> [DATA ROWS]

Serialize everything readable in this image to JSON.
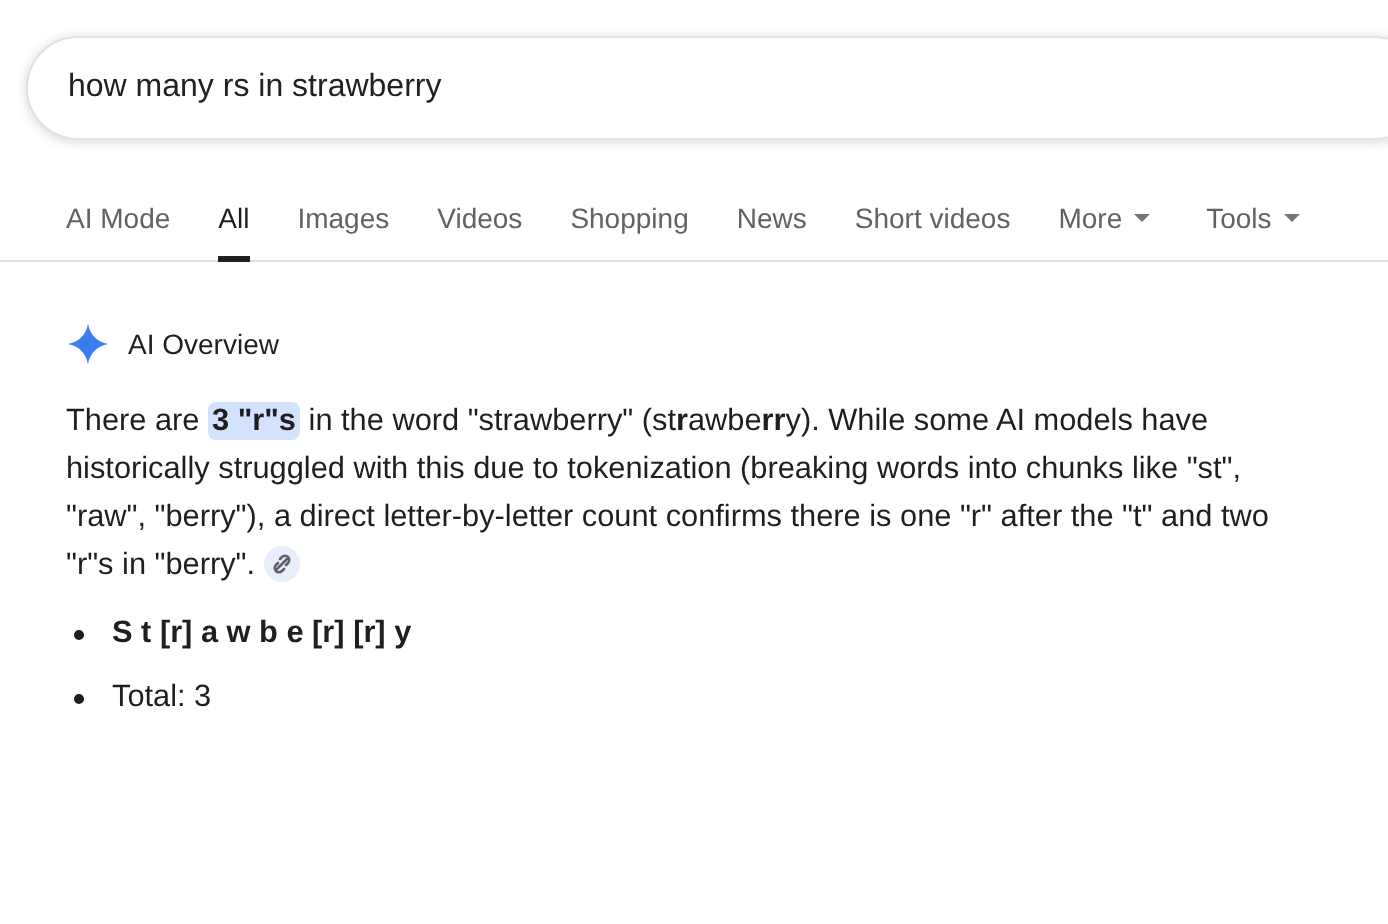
{
  "search": {
    "value": "how many rs in strawberry"
  },
  "tabs": [
    {
      "label": "AI Mode",
      "selected": false,
      "dropdown": false
    },
    {
      "label": "All",
      "selected": true,
      "dropdown": false
    },
    {
      "label": "Images",
      "selected": false,
      "dropdown": false
    },
    {
      "label": "Videos",
      "selected": false,
      "dropdown": false
    },
    {
      "label": "Shopping",
      "selected": false,
      "dropdown": false
    },
    {
      "label": "News",
      "selected": false,
      "dropdown": false
    },
    {
      "label": "Short videos",
      "selected": false,
      "dropdown": false
    },
    {
      "label": "More",
      "selected": false,
      "dropdown": true
    },
    {
      "label": "Tools",
      "selected": false,
      "dropdown": true
    }
  ],
  "overview": {
    "title": "AI Overview",
    "paragraph": [
      {
        "kind": "text",
        "text": "There are "
      },
      {
        "kind": "highlight",
        "text": "3 \"r\"s"
      },
      {
        "kind": "text",
        "text": " in the word \"strawberry\" (st**r**awbe**rr**y). While some AI models have historically struggled with this due to tokenization (breaking words into chunks like \"st\", \"raw\", \"berry\"), a direct letter-by-letter count confirms there is one \"r\" after the \"t\" and two \"r\"s in \"berry\"."
      }
    ],
    "bullets": [
      {
        "text": "S t [r] a w b e [r] [r] y",
        "bold": true
      },
      {
        "text": "Total: 3",
        "bold": false
      }
    ]
  }
}
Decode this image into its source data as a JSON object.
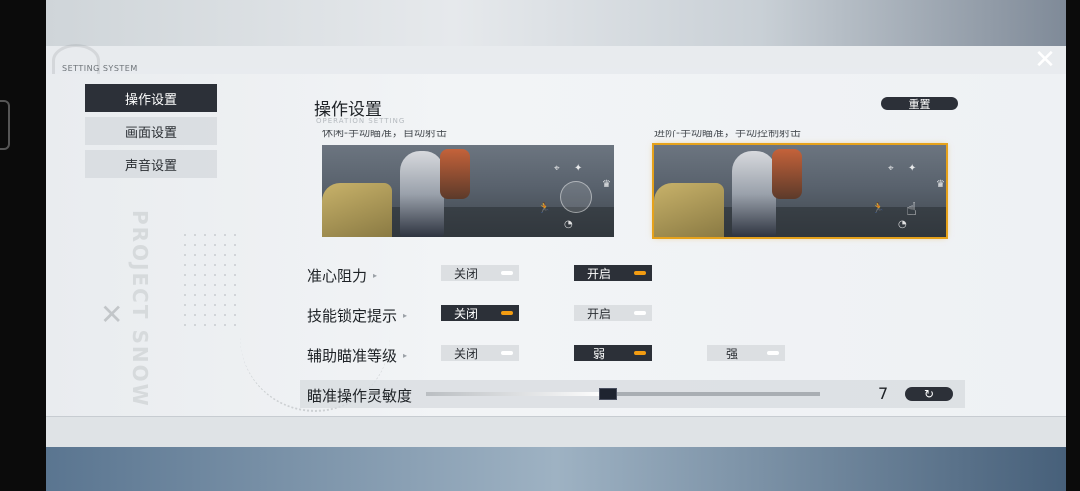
{
  "header": {
    "system_label": "SETTING SYSTEM",
    "close_icon": "close-x-icon"
  },
  "sidebar": {
    "items": [
      {
        "label": "操作设置",
        "active": true
      },
      {
        "label": "画面设置",
        "active": false
      },
      {
        "label": "声音设置",
        "active": false
      }
    ]
  },
  "main": {
    "title": "操作设置",
    "subtitle": "OPERATION SETTING",
    "reset_label": "重置",
    "modes": [
      {
        "caption": "休闲-手动瞄准，自动射击",
        "selected": false
      },
      {
        "caption": "进阶-手动瞄准，手动控制射击",
        "selected": true
      }
    ],
    "options": [
      {
        "label": "准心阻力",
        "choices": [
          "关闭",
          "开启"
        ],
        "selected": 1
      },
      {
        "label": "技能锁定提示",
        "choices": [
          "关闭",
          "开启"
        ],
        "selected": 0
      },
      {
        "label": "辅助瞄准等级",
        "choices": [
          "关闭",
          "弱",
          "强"
        ],
        "selected": 1
      }
    ],
    "sensitivity": {
      "label": "瞄准操作灵敏度",
      "value": "7",
      "fraction": 0.46,
      "reset_icon": "refresh-icon"
    }
  },
  "colors": {
    "accent": "#f39c12",
    "dark": "#2c3038",
    "selected_outline": "#e6a21b"
  }
}
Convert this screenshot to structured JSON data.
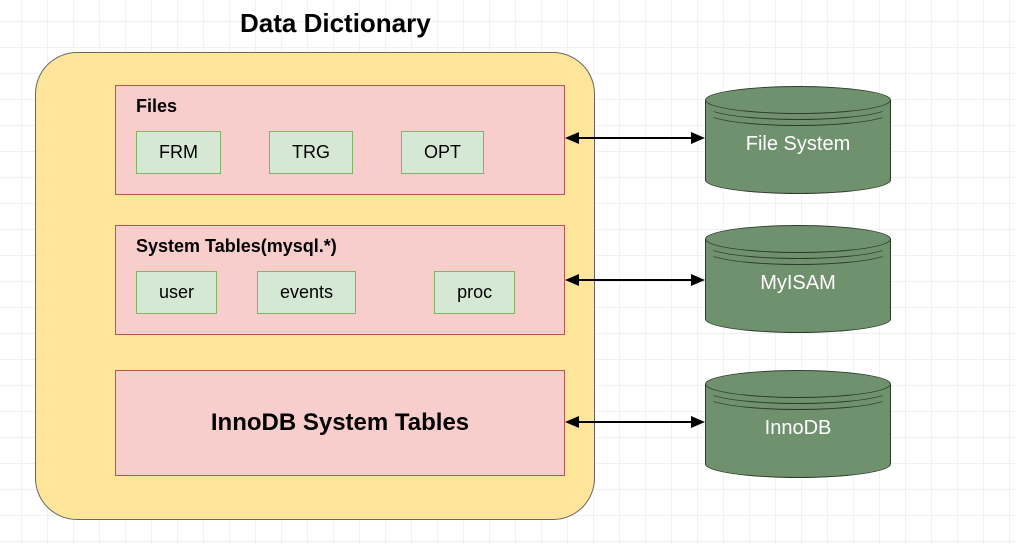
{
  "title": "Data Dictionary",
  "boxes": {
    "files": {
      "title": "Files",
      "items": [
        "FRM",
        "TRG",
        "OPT"
      ]
    },
    "system": {
      "title": "System Tables(mysql.*)",
      "items": [
        "user",
        "events",
        "proc"
      ]
    },
    "innodb": {
      "title": "InnoDB System Tables"
    }
  },
  "storages": {
    "fs": "File System",
    "myisam": "MyISAM",
    "innodb": "InnoDB"
  }
}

> [REQUIRED WORK]
Write the entries above out in full, exactly, with no images.

> [ANSWER TO THIS PROBLEM]
Serialize everything readable in this image to JSON.
{
  "search": {
    "value": "how many rs in strawberry"
  },
  "tabs": [
    {
      "label": "AI Mode",
      "selected": false,
      "dropdown": false
    },
    {
      "label": "All",
      "selected": true,
      "dropdown": false
    },
    {
      "label": "Images",
      "selected": false,
      "dropdown": false
    },
    {
      "label": "Videos",
      "selected": false,
      "dropdown": false
    },
    {
      "label": "Shopping",
      "selected": false,
      "dropdown": false
    },
    {
      "label": "News",
      "selected": false,
      "dropdown": false
    },
    {
      "label": "Short videos",
      "selected": false,
      "dropdown": false
    },
    {
      "label": "More",
      "selected": false,
      "dropdown": true
    },
    {
      "label": "Tools",
      "selected": false,
      "dropdown": true
    }
  ],
  "overview": {
    "title": "AI Overview",
    "paragraph": [
      {
        "kind": "text",
        "text": "There are "
      },
      {
        "kind": "highlight",
        "text": "3 \"r\"s"
      },
      {
        "kind": "text",
        "text": " in the word \"strawberry\" (st**r**awbe**rr**y). While some AI models have historically struggled with this due to tokenization (breaking words into chunks like \"st\", \"raw\", \"berry\"), a direct letter-by-letter count confirms there is one \"r\" after the \"t\" and two \"r\"s in \"berry\"."
      }
    ],
    "bullets": [
      {
        "text": "S t [r] a w b e [r] [r] y",
        "bold": true
      },
      {
        "text": "Total: 3",
        "bold": false
      }
    ]
  }
}
Decode this image into its source data as a JSON object.
{
  "header": {
    "system_label": "SETTING SYSTEM",
    "close_icon": "close-x-icon"
  },
  "sidebar": {
    "items": [
      {
        "label": "操作设置",
        "active": true
      },
      {
        "label": "画面设置",
        "active": false
      },
      {
        "label": "声音设置",
        "active": false
      }
    ]
  },
  "main": {
    "title": "操作设置",
    "subtitle": "OPERATION SETTING",
    "reset_label": "重置",
    "modes": [
      {
        "caption": "休闲-手动瞄准，自动射击",
        "selected": false
      },
      {
        "caption": "进阶-手动瞄准，手动控制射击",
        "selected": true
      }
    ],
    "options": [
      {
        "label": "准心阻力",
        "choices": [
          "关闭",
          "开启"
        ],
        "selected": 1
      },
      {
        "label": "技能锁定提示",
        "choices": [
          "关闭",
          "开启"
        ],
        "selected": 0
      },
      {
        "label": "辅助瞄准等级",
        "choices": [
          "关闭",
          "弱",
          "强"
        ],
        "selected": 1
      }
    ],
    "sensitivity": {
      "label": "瞄准操作灵敏度",
      "value": "7",
      "fraction": 0.46,
      "reset_icon": "refresh-icon"
    }
  },
  "colors": {
    "accent": "#f39c12",
    "dark": "#2c3038",
    "selected_outline": "#e6a21b"
  }
}
Convert this screenshot to structured JSON data.
{
  "title": "Data Dictionary",
  "boxes": {
    "files": {
      "title": "Files",
      "items": [
        "FRM",
        "TRG",
        "OPT"
      ]
    },
    "system": {
      "title": "System Tables(mysql.*)",
      "items": [
        "user",
        "events",
        "proc"
      ]
    },
    "innodb": {
      "title": "InnoDB System Tables"
    }
  },
  "storages": {
    "fs": "File System",
    "myisam": "MyISAM",
    "innodb": "InnoDB"
  }
}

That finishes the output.